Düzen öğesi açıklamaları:
..........

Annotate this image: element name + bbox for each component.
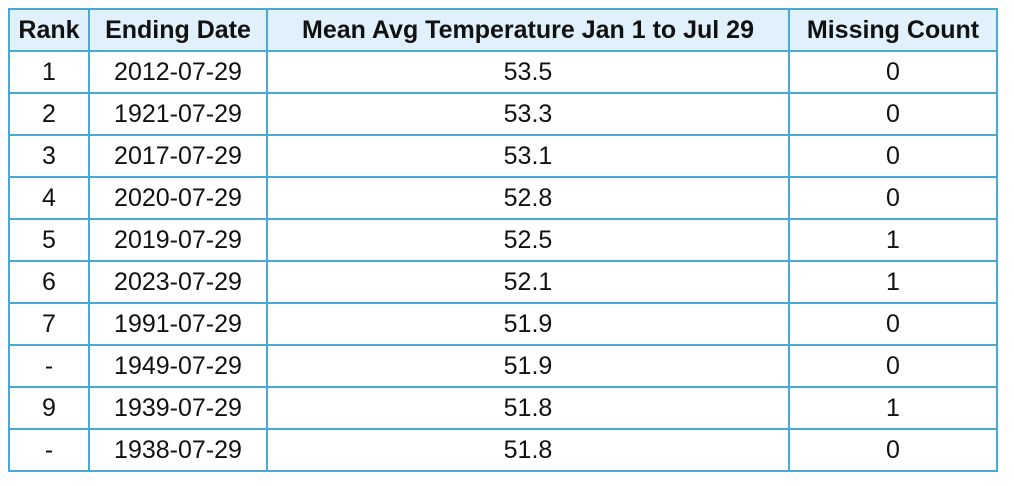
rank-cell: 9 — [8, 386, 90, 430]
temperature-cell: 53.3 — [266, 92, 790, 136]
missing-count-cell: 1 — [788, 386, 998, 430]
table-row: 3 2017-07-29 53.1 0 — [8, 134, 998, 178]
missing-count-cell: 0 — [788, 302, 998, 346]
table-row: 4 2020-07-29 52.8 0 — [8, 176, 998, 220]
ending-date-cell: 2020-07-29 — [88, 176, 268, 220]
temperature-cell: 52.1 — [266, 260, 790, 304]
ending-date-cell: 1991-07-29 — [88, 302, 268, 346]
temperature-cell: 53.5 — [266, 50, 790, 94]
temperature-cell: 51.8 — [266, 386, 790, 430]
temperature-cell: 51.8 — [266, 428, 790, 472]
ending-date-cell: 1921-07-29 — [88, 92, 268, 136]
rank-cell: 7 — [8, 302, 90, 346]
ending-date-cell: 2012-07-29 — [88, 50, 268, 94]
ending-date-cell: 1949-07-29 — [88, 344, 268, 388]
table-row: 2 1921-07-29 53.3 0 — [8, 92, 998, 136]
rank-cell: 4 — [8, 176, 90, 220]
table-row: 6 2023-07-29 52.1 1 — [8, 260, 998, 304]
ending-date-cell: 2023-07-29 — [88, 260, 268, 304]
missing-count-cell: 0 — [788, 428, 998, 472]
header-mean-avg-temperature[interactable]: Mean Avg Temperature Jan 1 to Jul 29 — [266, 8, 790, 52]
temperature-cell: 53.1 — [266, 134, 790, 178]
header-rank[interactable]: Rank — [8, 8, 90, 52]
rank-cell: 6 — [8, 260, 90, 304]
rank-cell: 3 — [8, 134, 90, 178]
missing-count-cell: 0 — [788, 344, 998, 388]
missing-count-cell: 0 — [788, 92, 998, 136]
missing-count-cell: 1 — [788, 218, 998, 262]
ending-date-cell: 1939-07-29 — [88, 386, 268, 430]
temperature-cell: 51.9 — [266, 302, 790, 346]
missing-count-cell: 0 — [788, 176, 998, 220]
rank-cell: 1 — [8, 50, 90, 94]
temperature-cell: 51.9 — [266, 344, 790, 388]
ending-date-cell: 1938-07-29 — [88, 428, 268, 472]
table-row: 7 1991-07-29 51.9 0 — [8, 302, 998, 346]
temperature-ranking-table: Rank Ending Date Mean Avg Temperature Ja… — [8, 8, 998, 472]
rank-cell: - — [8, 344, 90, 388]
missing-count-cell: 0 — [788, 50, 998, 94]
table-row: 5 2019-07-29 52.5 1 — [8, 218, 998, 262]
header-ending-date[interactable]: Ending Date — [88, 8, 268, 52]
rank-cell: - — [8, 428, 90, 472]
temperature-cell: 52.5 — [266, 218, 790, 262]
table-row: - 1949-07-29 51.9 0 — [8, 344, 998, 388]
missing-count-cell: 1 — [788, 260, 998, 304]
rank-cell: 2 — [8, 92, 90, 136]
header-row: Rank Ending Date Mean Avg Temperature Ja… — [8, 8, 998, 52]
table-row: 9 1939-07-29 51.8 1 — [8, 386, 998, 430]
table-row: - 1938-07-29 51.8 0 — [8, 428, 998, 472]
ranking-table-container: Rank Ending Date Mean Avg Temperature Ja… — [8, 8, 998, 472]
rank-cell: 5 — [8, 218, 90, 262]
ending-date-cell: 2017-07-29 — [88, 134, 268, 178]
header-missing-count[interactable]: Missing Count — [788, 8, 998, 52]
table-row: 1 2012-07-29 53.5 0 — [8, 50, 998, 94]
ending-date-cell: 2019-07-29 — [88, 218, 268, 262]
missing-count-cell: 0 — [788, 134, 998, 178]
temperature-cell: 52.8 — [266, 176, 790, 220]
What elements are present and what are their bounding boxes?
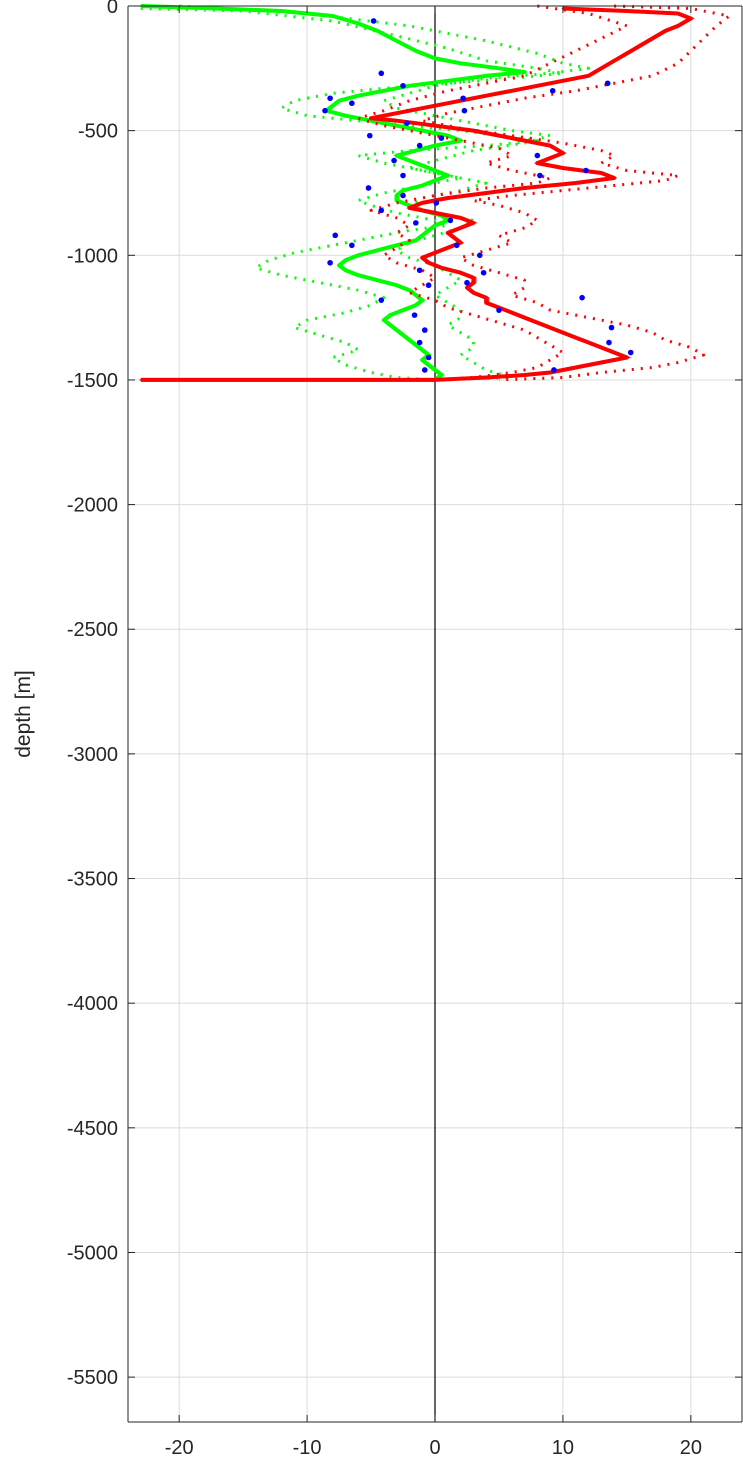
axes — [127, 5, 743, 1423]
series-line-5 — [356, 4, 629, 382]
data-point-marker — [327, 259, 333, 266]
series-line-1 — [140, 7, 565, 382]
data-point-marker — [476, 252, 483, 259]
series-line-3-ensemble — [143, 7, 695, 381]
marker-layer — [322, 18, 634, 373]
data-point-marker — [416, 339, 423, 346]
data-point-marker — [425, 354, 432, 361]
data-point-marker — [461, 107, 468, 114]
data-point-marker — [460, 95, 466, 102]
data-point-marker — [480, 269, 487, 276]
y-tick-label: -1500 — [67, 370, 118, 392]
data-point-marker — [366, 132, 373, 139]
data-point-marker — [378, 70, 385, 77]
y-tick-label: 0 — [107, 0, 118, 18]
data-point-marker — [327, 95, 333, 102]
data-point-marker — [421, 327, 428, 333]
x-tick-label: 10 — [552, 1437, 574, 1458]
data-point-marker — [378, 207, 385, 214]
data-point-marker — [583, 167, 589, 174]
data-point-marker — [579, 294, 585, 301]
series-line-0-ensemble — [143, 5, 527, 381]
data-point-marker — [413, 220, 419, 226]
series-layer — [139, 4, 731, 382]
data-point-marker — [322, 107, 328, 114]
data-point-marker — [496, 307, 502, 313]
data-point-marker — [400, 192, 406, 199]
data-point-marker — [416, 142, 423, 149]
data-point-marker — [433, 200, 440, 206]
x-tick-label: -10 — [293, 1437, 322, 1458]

..........

**Yapılacak iş**. Yukarıdaki listenin tamamını yeniden yaz ve her "data-point-marker" ifadesini "point-marker" ile değiştir; başka hiçbir şeye dokunma. Resimleri cevaba koyma.

**Tamamlanmış alıştırma**.
Annotate this image: element name + bbox for each component.
rank-cell: 9 — [8, 386, 90, 430]
temperature-cell: 53.3 — [266, 92, 790, 136]
missing-count-cell: 1 — [788, 386, 998, 430]
table-row: 3 2017-07-29 53.1 0 — [8, 134, 998, 178]
missing-count-cell: 0 — [788, 302, 998, 346]
table-row: 4 2020-07-29 52.8 0 — [8, 176, 998, 220]
ending-date-cell: 2020-07-29 — [88, 176, 268, 220]
temperature-cell: 52.1 — [266, 260, 790, 304]
ending-date-cell: 1991-07-29 — [88, 302, 268, 346]
temperature-cell: 53.5 — [266, 50, 790, 94]
temperature-cell: 51.8 — [266, 386, 790, 430]
temperature-cell: 51.8 — [266, 428, 790, 472]
ending-date-cell: 1921-07-29 — [88, 92, 268, 136]
rank-cell: 7 — [8, 302, 90, 346]
ending-date-cell: 2012-07-29 — [88, 50, 268, 94]
ending-date-cell: 1949-07-29 — [88, 344, 268, 388]
table-row: 2 1921-07-29 53.3 0 — [8, 92, 998, 136]
rank-cell: 4 — [8, 176, 90, 220]
table-row: 6 2023-07-29 52.1 1 — [8, 260, 998, 304]
ending-date-cell: 2023-07-29 — [88, 260, 268, 304]
missing-count-cell: 0 — [788, 428, 998, 472]
header-mean-avg-temperature[interactable]: Mean Avg Temperature Jan 1 to Jul 29 — [266, 8, 790, 52]
temperature-cell: 53.1 — [266, 134, 790, 178]
header-rank[interactable]: Rank — [8, 8, 90, 52]
rank-cell: 6 — [8, 260, 90, 304]
rank-cell: 3 — [8, 134, 90, 178]
missing-count-cell: 0 — [788, 344, 998, 388]
missing-count-cell: 0 — [788, 92, 998, 136]
missing-count-cell: 1 — [788, 218, 998, 262]
ending-date-cell: 1939-07-29 — [88, 386, 268, 430]
temperature-cell: 51.9 — [266, 302, 790, 346]
missing-count-cell: 0 — [788, 176, 998, 220]
rank-cell: 1 — [8, 50, 90, 94]
temperature-cell: 51.9 — [266, 344, 790, 388]
ending-date-cell: 1938-07-29 — [88, 428, 268, 472]
table-row: 7 1991-07-29 51.9 0 — [8, 302, 998, 346]
temperature-ranking-table: Rank Ending Date Mean Avg Temperature Ja… — [8, 8, 998, 472]
rank-cell: - — [8, 344, 90, 388]
missing-count-cell: 0 — [788, 50, 998, 94]
table-row: 5 2019-07-29 52.5 1 — [8, 218, 998, 262]
header-ending-date[interactable]: Ending Date — [88, 8, 268, 52]
rank-cell: - — [8, 428, 90, 472]
temperature-cell: 52.5 — [266, 218, 790, 262]
table-row: - 1949-07-29 51.9 0 — [8, 344, 998, 388]
missing-count-cell: 1 — [788, 260, 998, 304]
rank-cell: 2 — [8, 92, 90, 136]
header-row: Rank Ending Date Mean Avg Temperature Ja… — [8, 8, 998, 52]
table-row: 9 1939-07-29 51.8 1 — [8, 386, 998, 430]
table-row: - 1938-07-29 51.8 0 — [8, 428, 998, 472]
ranking-table-container: Rank Ending Date Mean Avg Temperature Ja… — [8, 8, 998, 472]
rank-cell: 5 — [8, 218, 90, 262]
ending-date-cell: 2017-07-29 — [88, 134, 268, 178]
header-missing-count[interactable]: Missing Count — [788, 8, 998, 52]
table-row: 1 2012-07-29 53.5 0 — [8, 50, 998, 94]
ending-date-cell: 2019-07-29 — [88, 218, 268, 262]
missing-count-cell: 0 — [788, 134, 998, 178]
temperature-cell: 52.8 — [266, 176, 790, 220]
What elements are present and what are their bounding boxes?
axes — [127, 5, 743, 1423]
series-line-5 — [356, 4, 629, 382]
point-marker — [327, 259, 333, 266]
series-line-1 — [140, 7, 565, 382]
point-marker — [476, 252, 483, 259]
series-line-3-ensemble — [143, 7, 695, 381]
marker-layer — [322, 18, 634, 373]
point-marker — [416, 339, 423, 346]
point-marker — [425, 354, 432, 361]
point-marker — [461, 107, 468, 114]
point-marker — [460, 95, 466, 102]
point-marker — [480, 269, 487, 276]
y-tick-label: -1500 — [67, 370, 118, 392]
point-marker — [366, 132, 373, 139]
point-marker — [378, 70, 385, 77]
y-tick-label: 0 — [107, 0, 118, 18]
point-marker — [327, 95, 333, 102]
point-marker — [421, 327, 428, 333]
x-tick-label: 10 — [552, 1437, 574, 1458]
point-marker — [378, 207, 385, 214]
point-marker — [583, 167, 589, 174]
point-marker — [579, 294, 585, 301]
series-line-0-ensemble — [143, 5, 527, 381]
point-marker — [413, 220, 419, 226]
series-layer — [139, 4, 731, 382]
point-marker — [322, 107, 328, 114]
point-marker — [496, 307, 502, 313]
point-marker — [400, 192, 406, 199]
point-marker — [416, 142, 423, 149]
point-marker — [433, 200, 440, 206]
x-tick-label: -10 — [293, 1437, 322, 1458]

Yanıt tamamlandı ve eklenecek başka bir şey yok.